┌─ Data rows

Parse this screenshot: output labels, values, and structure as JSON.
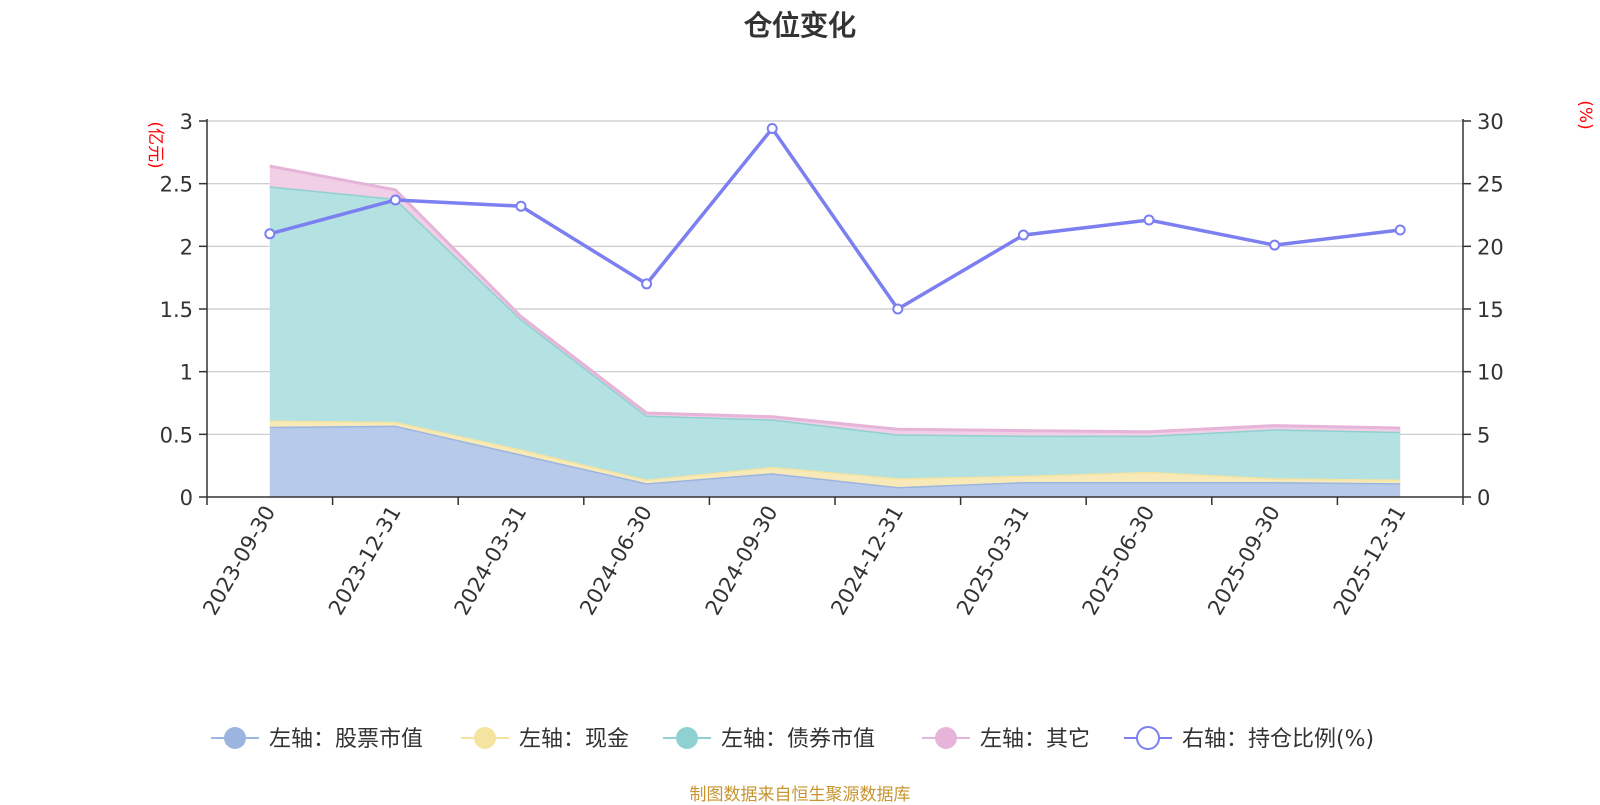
{
  "chart_data": {
    "type": "area",
    "title": "仓位变化",
    "source_note": "制图数据来自恒生聚源数据库",
    "left_axis": {
      "unit_label": "(亿元)",
      "range": [
        0,
        3
      ],
      "ticks": [
        "0",
        "0.5",
        "1",
        "1.5",
        "2",
        "2.5",
        "3"
      ]
    },
    "right_axis": {
      "unit_label": "(%)",
      "range": [
        0,
        30
      ],
      "ticks": [
        "0",
        "5",
        "10",
        "15",
        "20",
        "25",
        "30"
      ]
    },
    "categories": [
      "2023-09-30",
      "2023-12-31",
      "2024-03-31",
      "2024-06-30",
      "2024-09-30",
      "2024-12-31",
      "2025-03-31",
      "2025-06-30",
      "2025-09-30",
      "2025-12-31"
    ],
    "grid": true,
    "legend_position": "bottom",
    "stacked_series": [
      {
        "name": "左轴：股票市值",
        "color": "#9bb5e0",
        "fill": "#b7caea",
        "values": [
          0.56,
          0.57,
          0.34,
          0.11,
          0.19,
          0.08,
          0.12,
          0.12,
          0.12,
          0.11
        ]
      },
      {
        "name": "左轴：现金",
        "color": "#f5e3a0",
        "fill": "#f8eab8",
        "values": [
          0.05,
          0.03,
          0.04,
          0.03,
          0.05,
          0.07,
          0.05,
          0.08,
          0.03,
          0.03
        ]
      },
      {
        "name": "左轴：债券市值",
        "color": "#8fd0d0",
        "fill": "#b4e1e1",
        "values": [
          1.87,
          1.78,
          1.04,
          0.51,
          0.38,
          0.35,
          0.32,
          0.29,
          0.39,
          0.38
        ]
      },
      {
        "name": "左轴：其它",
        "color": "#e6b4d8",
        "fill": "#f1cfe6",
        "values": [
          0.16,
          0.07,
          0.02,
          0.02,
          0.02,
          0.04,
          0.04,
          0.03,
          0.03,
          0.03
        ]
      }
    ],
    "line_series": {
      "name": "右轴：持仓比例(%)",
      "color": "#7b7ff0",
      "values": [
        21.0,
        23.7,
        23.2,
        17.0,
        29.4,
        15.0,
        20.9,
        22.1,
        20.1,
        21.3
      ]
    }
  }
}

└─

Copy the records above exactly, leaving out every picture.

■ **Task output**
Parse this screenshot: output labels, values, and structure as JSON.
{
  "chart_data": {
    "type": "area",
    "title": "仓位变化",
    "source_note": "制图数据来自恒生聚源数据库",
    "left_axis": {
      "unit_label": "(亿元)",
      "range": [
        0,
        3
      ],
      "ticks": [
        "0",
        "0.5",
        "1",
        "1.5",
        "2",
        "2.5",
        "3"
      ]
    },
    "right_axis": {
      "unit_label": "(%)",
      "range": [
        0,
        30
      ],
      "ticks": [
        "0",
        "5",
        "10",
        "15",
        "20",
        "25",
        "30"
      ]
    },
    "categories": [
      "2023-09-30",
      "2023-12-31",
      "2024-03-31",
      "2024-06-30",
      "2024-09-30",
      "2024-12-31",
      "2025-03-31",
      "2025-06-30",
      "2025-09-30",
      "2025-12-31"
    ],
    "grid": true,
    "legend_position": "bottom",
    "stacked_series": [
      {
        "name": "左轴：股票市值",
        "color": "#9bb5e0",
        "fill": "#b7caea",
        "values": [
          0.56,
          0.57,
          0.34,
          0.11,
          0.19,
          0.08,
          0.12,
          0.12,
          0.12,
          0.11
        ]
      },
      {
        "name": "左轴：现金",
        "color": "#f5e3a0",
        "fill": "#f8eab8",
        "values": [
          0.05,
          0.03,
          0.04,
          0.03,
          0.05,
          0.07,
          0.05,
          0.08,
          0.03,
          0.03
        ]
      },
      {
        "name": "左轴：债券市值",
        "color": "#8fd0d0",
        "fill": "#b4e1e1",
        "values": [
          1.87,
          1.78,
          1.04,
          0.51,
          0.38,
          0.35,
          0.32,
          0.29,
          0.39,
          0.38
        ]
      },
      {
        "name": "左轴：其它",
        "color": "#e6b4d8",
        "fill": "#f1cfe6",
        "values": [
          0.16,
          0.07,
          0.02,
          0.02,
          0.02,
          0.04,
          0.04,
          0.03,
          0.03,
          0.03
        ]
      }
    ],
    "line_series": {
      "name": "右轴：持仓比例(%)",
      "color": "#7b7ff0",
      "values": [
        21.0,
        23.7,
        23.2,
        17.0,
        29.4,
        15.0,
        20.9,
        22.1,
        20.1,
        21.3
      ]
    }
  }
}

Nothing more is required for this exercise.